Repeat the lines that follow, leaving nothing out.

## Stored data
********************
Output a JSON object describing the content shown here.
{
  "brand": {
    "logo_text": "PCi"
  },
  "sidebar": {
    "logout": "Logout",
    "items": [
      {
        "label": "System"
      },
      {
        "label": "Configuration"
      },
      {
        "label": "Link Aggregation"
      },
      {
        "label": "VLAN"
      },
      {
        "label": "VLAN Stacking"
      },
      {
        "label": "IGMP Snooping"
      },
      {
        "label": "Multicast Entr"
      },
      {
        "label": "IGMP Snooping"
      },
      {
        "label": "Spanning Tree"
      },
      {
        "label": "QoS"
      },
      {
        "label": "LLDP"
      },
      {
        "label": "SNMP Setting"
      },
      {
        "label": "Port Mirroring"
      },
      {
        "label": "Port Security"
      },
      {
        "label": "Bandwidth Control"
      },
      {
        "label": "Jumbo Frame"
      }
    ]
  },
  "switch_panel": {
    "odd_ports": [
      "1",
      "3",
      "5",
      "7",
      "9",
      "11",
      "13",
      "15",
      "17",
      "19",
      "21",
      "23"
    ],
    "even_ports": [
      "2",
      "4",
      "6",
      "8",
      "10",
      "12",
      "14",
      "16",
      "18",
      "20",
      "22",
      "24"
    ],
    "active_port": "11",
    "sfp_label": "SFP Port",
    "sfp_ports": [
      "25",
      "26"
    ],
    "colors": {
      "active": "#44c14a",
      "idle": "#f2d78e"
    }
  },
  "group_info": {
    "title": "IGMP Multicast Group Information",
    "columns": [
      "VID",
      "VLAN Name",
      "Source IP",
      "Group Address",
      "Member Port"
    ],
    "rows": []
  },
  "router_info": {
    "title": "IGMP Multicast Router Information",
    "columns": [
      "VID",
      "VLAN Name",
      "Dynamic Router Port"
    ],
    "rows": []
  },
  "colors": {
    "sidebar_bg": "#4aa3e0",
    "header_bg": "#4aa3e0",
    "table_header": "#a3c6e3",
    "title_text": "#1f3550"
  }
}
********************
## WRITTEN SOLUTION
Output a JSON object describing the content shown here.
{
  "brand": {
    "logo_text": "PCi"
  },
  "sidebar": {
    "logout": "Logout",
    "items": [
      {
        "label": "System"
      },
      {
        "label": "Configuration"
      },
      {
        "label": "Link Aggregation"
      },
      {
        "label": "VLAN"
      },
      {
        "label": "VLAN Stacking"
      },
      {
        "label": "IGMP Snooping"
      },
      {
        "label": "Multicast Entr"
      },
      {
        "label": "IGMP Snooping"
      },
      {
        "label": "Spanning Tree"
      },
      {
        "label": "QoS"
      },
      {
        "label": "LLDP"
      },
      {
        "label": "SNMP Setting"
      },
      {
        "label": "Port Mirroring"
      },
      {
        "label": "Port Security"
      },
      {
        "label": "Bandwidth Control"
      },
      {
        "label": "Jumbo Frame"
      }
    ]
  },
  "switch_panel": {
    "odd_ports": [
      "1",
      "3",
      "5",
      "7",
      "9",
      "11",
      "13",
      "15",
      "17",
      "19",
      "21",
      "23"
    ],
    "even_ports": [
      "2",
      "4",
      "6",
      "8",
      "10",
      "12",
      "14",
      "16",
      "18",
      "20",
      "22",
      "24"
    ],
    "active_port": "11",
    "sfp_label": "SFP Port",
    "sfp_ports": [
      "25",
      "26"
    ],
    "colors": {
      "active": "#44c14a",
      "idle": "#f2d78e"
    }
  },
  "group_info": {
    "title": "IGMP Multicast Group Information",
    "columns": [
      "VID",
      "VLAN Name",
      "Source IP",
      "Group Address",
      "Member Port"
    ],
    "rows": []
  },
  "router_info": {
    "title": "IGMP Multicast Router Information",
    "columns": [
      "VID",
      "VLAN Name",
      "Dynamic Router Port"
    ],
    "rows": []
  },
  "colors": {
    "sidebar_bg": "#4aa3e0",
    "header_bg": "#4aa3e0",
    "table_header": "#a3c6e3",
    "title_text": "#1f3550"
  }
}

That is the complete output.